El ruido de fondo de un café, su persistente murmullo, son casi siempre para mí un estímulo que no logro obtener en otro sitio. Recuerdo ahora lo que cuenta Pavese con relación a un hombre que, al pasar frente al ojo de buey de un barco, entraba en estado de gracia. No es que me suceda lo mismo. Lo que pasa es que el café me predispone favorablemente. La ausencia de ruidos estridentes, o de una música agresiva, son para mí virtudes que aprecio. La fluidez de los murmullos provenientes de la conversación me acompaña y aísla, y en muchos momentos me permite leer, por ejemplo, con una concentración excepcional. Casi nunca he podido leer o escribir sentado a un escritorio o a una mesa de trabajo. Tampoco, y quizá por lo mismo, he podido hacer nunca anotaciones en cuaderno supuestamente destinados a ese fin. Tal vez haya una correspondencia entre estas dos situaciones.

ACTIVIDAD: Cita textualmente el pasaje del texto sobre el ruido de fondo del café que va desde "El ruido de" hasta "estas dos situaciones.", ambos incluidos.

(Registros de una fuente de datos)
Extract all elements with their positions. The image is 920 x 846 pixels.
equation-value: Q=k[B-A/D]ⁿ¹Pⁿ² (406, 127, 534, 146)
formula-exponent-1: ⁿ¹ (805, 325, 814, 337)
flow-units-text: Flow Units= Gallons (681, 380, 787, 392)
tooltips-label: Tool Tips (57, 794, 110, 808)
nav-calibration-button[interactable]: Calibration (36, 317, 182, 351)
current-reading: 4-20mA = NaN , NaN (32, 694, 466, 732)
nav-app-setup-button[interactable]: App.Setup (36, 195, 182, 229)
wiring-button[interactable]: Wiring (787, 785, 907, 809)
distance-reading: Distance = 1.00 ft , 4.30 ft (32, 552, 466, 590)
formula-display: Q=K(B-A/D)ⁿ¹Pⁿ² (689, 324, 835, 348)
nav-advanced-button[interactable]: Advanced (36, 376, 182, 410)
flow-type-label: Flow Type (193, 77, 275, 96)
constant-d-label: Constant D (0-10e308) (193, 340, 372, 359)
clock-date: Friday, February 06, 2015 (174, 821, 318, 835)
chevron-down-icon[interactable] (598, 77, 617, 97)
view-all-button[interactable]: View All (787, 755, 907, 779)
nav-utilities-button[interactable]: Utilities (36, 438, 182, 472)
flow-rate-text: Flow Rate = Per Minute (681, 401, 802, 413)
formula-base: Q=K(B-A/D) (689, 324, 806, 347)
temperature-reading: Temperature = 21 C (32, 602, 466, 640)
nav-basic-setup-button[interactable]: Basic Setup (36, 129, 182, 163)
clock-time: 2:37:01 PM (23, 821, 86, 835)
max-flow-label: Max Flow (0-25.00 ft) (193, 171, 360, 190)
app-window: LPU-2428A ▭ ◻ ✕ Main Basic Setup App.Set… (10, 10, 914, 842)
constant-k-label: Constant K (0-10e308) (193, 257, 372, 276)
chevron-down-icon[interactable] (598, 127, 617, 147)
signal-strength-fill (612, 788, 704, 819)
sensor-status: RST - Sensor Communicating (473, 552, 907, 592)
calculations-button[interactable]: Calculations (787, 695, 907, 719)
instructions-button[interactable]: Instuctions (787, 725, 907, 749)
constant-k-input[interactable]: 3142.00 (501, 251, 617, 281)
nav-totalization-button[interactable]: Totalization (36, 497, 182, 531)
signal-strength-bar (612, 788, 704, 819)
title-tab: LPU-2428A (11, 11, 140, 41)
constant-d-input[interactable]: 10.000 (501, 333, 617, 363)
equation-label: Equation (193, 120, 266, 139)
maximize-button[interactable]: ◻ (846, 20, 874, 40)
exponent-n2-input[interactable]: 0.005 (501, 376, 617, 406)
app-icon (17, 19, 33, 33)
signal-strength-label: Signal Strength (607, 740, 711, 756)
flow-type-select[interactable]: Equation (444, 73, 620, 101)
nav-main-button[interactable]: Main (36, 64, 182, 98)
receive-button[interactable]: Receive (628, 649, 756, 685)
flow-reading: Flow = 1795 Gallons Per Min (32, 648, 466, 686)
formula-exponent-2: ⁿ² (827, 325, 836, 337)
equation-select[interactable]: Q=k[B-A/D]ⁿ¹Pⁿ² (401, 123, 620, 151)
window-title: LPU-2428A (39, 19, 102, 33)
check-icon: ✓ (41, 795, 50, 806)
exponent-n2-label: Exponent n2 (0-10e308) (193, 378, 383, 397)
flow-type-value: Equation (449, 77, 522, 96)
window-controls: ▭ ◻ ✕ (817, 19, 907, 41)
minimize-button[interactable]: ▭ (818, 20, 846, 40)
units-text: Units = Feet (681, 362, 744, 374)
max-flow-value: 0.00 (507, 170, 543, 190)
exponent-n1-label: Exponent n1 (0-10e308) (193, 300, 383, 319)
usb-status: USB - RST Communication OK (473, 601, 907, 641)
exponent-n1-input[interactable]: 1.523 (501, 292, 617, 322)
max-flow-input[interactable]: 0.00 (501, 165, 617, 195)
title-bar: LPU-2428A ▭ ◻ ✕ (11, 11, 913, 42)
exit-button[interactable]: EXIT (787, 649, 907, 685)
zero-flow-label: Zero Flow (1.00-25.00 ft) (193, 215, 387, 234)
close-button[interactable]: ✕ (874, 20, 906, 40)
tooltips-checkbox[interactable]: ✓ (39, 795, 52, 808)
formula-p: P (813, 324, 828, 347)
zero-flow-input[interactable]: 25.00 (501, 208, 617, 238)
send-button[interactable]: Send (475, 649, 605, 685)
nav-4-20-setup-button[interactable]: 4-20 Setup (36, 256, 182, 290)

TU SOLUCIÓN:
El ruido de fondo de un café, su persistente murmullo, son casi siempre para mí un estímulo que no logro obtener en otro sitio. Recuerdo ahora lo que cuenta Pavese con relación a un hombre que, al pasar frente al ojo de buey de un barco, entraba en estado de gracia. No es que me suceda lo mismo. Lo que pasa es que el café me predispone favorablemente. La ausencia de ruidos estridentes, o de una música agresiva, son para mí virtudes que aprecio. La fluidez de los murmullos provenientes de la conversación me acompaña y aísla, y en muchos momentos me permite leer, por ejemplo, con una concentración excepcional. Casi nunca he podido leer o escribir sentado a un escritorio o a una mesa de trabajo. Tampoco, y quizá por lo mismo, he podido hacer nunca anotaciones en cuaderno supuestamente destinados a ese fin. Tal vez haya una correspondencia entre estas dos situaciones.